■ The exercise
Reproduce the following material verbatim, in full.

■ Data lines
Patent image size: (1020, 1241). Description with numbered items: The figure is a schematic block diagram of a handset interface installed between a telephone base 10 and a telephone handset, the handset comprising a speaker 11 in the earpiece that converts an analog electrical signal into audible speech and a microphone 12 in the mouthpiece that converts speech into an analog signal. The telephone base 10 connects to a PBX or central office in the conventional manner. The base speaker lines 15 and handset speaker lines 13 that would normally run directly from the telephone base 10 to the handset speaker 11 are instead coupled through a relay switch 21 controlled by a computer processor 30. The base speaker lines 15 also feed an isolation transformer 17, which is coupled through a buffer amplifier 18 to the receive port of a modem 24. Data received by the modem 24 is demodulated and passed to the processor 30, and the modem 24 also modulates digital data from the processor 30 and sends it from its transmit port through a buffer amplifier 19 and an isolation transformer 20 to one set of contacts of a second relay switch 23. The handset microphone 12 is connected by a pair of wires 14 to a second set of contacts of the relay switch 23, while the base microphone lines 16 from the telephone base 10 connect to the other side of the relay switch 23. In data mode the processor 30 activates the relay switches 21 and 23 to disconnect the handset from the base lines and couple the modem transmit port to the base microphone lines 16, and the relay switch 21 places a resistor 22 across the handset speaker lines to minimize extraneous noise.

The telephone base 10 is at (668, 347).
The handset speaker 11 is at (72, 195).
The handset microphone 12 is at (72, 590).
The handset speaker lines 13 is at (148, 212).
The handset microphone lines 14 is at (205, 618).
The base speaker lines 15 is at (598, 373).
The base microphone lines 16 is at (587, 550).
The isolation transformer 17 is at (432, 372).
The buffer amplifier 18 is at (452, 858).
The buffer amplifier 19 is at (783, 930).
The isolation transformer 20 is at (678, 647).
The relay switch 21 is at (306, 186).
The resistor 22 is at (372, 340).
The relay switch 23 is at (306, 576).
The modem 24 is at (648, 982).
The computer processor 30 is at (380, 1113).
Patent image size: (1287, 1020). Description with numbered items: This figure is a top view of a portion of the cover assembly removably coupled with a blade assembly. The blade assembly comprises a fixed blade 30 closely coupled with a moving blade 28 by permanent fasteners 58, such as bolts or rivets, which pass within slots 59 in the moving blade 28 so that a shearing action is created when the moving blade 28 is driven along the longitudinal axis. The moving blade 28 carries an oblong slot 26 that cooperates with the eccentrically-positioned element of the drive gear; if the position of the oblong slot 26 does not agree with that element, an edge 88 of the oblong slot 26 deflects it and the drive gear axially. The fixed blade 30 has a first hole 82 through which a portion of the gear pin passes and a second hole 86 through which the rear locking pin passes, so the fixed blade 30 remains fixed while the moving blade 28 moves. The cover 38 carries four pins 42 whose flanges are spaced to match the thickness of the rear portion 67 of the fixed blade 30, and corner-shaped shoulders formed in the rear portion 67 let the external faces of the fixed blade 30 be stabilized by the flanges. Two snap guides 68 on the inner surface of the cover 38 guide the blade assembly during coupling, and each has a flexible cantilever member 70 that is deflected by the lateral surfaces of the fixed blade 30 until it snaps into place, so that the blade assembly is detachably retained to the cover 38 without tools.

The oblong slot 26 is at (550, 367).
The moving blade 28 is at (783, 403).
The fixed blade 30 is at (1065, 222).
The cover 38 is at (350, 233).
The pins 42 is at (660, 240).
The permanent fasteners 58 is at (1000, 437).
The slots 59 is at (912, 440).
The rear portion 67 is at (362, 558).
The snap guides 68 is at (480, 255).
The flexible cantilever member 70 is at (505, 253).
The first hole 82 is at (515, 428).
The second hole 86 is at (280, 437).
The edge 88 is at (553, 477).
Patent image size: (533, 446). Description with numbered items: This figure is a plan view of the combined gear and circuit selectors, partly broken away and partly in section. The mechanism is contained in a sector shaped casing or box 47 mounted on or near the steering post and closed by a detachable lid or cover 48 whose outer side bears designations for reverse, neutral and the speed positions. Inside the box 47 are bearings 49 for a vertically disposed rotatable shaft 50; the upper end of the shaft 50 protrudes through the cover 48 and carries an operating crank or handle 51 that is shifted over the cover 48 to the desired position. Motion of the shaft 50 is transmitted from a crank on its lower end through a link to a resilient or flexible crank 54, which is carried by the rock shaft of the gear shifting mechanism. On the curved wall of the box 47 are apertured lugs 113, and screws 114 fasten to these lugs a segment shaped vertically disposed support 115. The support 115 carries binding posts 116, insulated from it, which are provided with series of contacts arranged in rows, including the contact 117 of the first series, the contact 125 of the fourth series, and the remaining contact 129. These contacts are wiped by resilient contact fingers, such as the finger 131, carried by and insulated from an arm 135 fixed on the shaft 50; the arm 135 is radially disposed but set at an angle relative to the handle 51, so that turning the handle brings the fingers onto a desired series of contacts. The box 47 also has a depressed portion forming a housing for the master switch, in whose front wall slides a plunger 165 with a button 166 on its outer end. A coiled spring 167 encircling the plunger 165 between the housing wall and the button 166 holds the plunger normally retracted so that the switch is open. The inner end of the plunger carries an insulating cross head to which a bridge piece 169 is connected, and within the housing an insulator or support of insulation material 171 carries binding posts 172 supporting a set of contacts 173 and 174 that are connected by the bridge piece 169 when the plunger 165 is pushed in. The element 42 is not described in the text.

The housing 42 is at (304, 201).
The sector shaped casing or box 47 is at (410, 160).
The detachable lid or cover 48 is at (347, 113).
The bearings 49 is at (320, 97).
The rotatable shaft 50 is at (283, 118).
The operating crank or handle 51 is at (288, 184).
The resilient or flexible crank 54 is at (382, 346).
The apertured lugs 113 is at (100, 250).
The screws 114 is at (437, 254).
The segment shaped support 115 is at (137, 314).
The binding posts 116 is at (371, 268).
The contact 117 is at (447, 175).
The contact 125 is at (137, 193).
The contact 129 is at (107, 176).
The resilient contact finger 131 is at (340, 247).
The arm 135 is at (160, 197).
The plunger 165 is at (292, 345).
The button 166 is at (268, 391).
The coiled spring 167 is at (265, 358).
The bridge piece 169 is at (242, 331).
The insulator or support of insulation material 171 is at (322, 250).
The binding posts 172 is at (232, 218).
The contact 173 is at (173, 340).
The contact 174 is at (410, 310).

■ The response
Patent image size: (1020, 1241). Description with numbered items: The figure is a schematic block diagram of a handset interface installed between a telephone base 10 and a telephone handset, the handset comprising a speaker 11 in the earpiece that converts an analog electrical signal into audible speech and a microphone 12 in the mouthpiece that converts speech into an analog signal. The telephone base 10 connects to a PBX or central office in the conventional manner. The base speaker lines 15 and handset speaker lines 13 that would normally run directly from the telephone base 10 to the handset speaker 11 are instead coupled through a relay switch 21 controlled by a computer processor 30. The base speaker lines 15 also feed an isolation transformer 17, which is coupled through a buffer amplifier 18 to the receive port of a modem 24. Data received by the modem 24 is demodulated and passed to the processor 30, and the modem 24 also modulates digital data from the processor 30 and sends it from its transmit port through a buffer amplifier 19 and an isolation transformer 20 to one set of contacts of a second relay switch 23. The handset microphone 12 is connected by a pair of wires 14 to a second set of contacts of the relay switch 23, while the base microphone lines 16 from the telephone base 10 connect to the other side of the relay switch 23. In data mode the processor 30 activates the relay switches 21 and 23 to disconnect the handset from the base lines and couple the modem transmit port to the base microphone lines 16, and the relay switch 21 places a resistor 22 across the handset speaker lines to minimize extraneous noise.

The telephone base 10 is at (668, 347).
The handset speaker 11 is at (72, 195).
The handset microphone 12 is at (72, 590).
The handset speaker lines 13 is at (148, 212).
The handset microphone lines 14 is at (205, 618).
The base speaker lines 15 is at (598, 373).
The base microphone lines 16 is at (587, 550).
The isolation transformer 17 is at (432, 372).
The buffer amplifier 18 is at (452, 858).
The buffer amplifier 19 is at (783, 930).
The isolation transformer 20 is at (678, 647).
The relay switch 21 is at (306, 186).
The resistor 22 is at (372, 340).
The relay switch 23 is at (306, 576).
The modem 24 is at (648, 982).
The computer processor 30 is at (380, 1113).
Patent image size: (1287, 1020). Description with numbered items: This figure is a top view of a portion of the cover assembly removably coupled with a blade assembly. The blade assembly comprises a fixed blade 30 closely coupled with a moving blade 28 by permanent fasteners 58, such as bolts or rivets, which pass within slots 59 in the moving blade 28 so that a shearing action is created when the moving blade 28 is driven along the longitudinal axis. The moving blade 28 carries an oblong slot 26 that cooperates with the eccentrically-positioned element of the drive gear; if the position of the oblong slot 26 does not agree with that element, an edge 88 of the oblong slot 26 deflects it and the drive gear axially. The fixed blade 30 has a first hole 82 through which a portion of the gear pin passes and a second hole 86 through which the rear locking pin passes, so the fixed blade 30 remains fixed while the moving blade 28 moves. The cover 38 carries four pins 42 whose flanges are spaced to match the thickness of the rear portion 67 of the fixed blade 30, and corner-shaped shoulders formed in the rear portion 67 let the external faces of the fixed blade 30 be stabilized by the flanges. Two snap guides 68 on the inner surface of the cover 38 guide the blade assembly during coupling, and each has a flexible cantilever member 70 that is deflected by the lateral surfaces of the fixed blade 30 until it snaps into place, so that the blade assembly is detachably retained to the cover 38 without tools.

The oblong slot 26 is at (550, 367).
The moving blade 28 is at (783, 403).
The fixed blade 30 is at (1065, 222).
The cover 38 is at (350, 233).
The pins 42 is at (660, 240).
The permanent fasteners 58 is at (1000, 437).
The slots 59 is at (912, 440).
The rear portion 67 is at (362, 558).
The snap guides 68 is at (480, 255).
The flexible cantilever member 70 is at (505, 253).
The first hole 82 is at (515, 428).
The second hole 86 is at (280, 437).
The edge 88 is at (553, 477).
Patent image size: (533, 446). Description with numbered items: This figure is a plan view of the combined gear and circuit selectors, partly broken away and partly in section. The mechanism is contained in a sector shaped casing or box 47 mounted on or near the steering post and closed by a detachable lid or cover 48 whose outer side bears designations for reverse, neutral and the speed positions. Inside the box 47 are bearings 49 for a vertically disposed rotatable shaft 50; the upper end of the shaft 50 protrudes through the cover 48 and carries an operating crank or handle 51 that is shifted over the cover 48 to the desired position. Motion of the shaft 50 is transmitted from a crank on its lower end through a link to a resilient or flexible crank 54, which is carried by the rock shaft of the gear shifting mechanism. On the curved wall of the box 47 are apertured lugs 113, and screws 114 fasten to these lugs a segment shaped vertically disposed support 115. The support 115 carries binding posts 116, insulated from it, which are provided with series of contacts arranged in rows, including the contact 117 of the first series, the contact 125 of the fourth series, and the remaining contact 129. These contacts are wiped by resilient contact fingers, such as the finger 131, carried by and insulated from an arm 135 fixed on the shaft 50; the arm 135 is radially disposed but set at an angle relative to the handle 51, so that turning the handle brings the fingers onto a desired series of contacts. The box 47 also has a depressed portion forming a housing for the master switch, in whose front wall slides a plunger 165 with a button 166 on its outer end. A coiled spring 167 encircling the plunger 165 between the housing wall and the button 166 holds the plunger normally retracted so that the switch is open. The inner end of the plunger carries an insulating cross head to which a bridge piece 169 is connected, and within the housing an insulator or support of insulation material 171 carries binding posts 172 supporting a set of contacts 173 and 174 that are connected by the bridge piece 169 when the plunger 165 is pushed in. The element 42 is not described in the text.

The housing 42 is at (304, 201).
The sector shaped casing or box 47 is at (410, 160).
The detachable lid or cover 48 is at (347, 113).
The bearings 49 is at (320, 97).
The rotatable shaft 50 is at (283, 118).
The operating crank or handle 51 is at (288, 184).
The resilient or flexible crank 54 is at (382, 346).
The apertured lugs 113 is at (100, 250).
The screws 114 is at (437, 254).
The segment shaped support 115 is at (137, 314).
The binding posts 116 is at (371, 268).
The contact 117 is at (447, 175).
The contact 125 is at (137, 193).
The contact 129 is at (107, 176).
The resilient contact finger 131 is at (340, 247).
The arm 135 is at (160, 197).
The plunger 165 is at (292, 345).
The button 166 is at (268, 391).
The coiled spring 167 is at (265, 358).
The bridge piece 169 is at (242, 331).
The insulator or support of insulation material 171 is at (322, 250).
The binding posts 172 is at (232, 218).
The contact 173 is at (173, 340).
The contact 174 is at (410, 310).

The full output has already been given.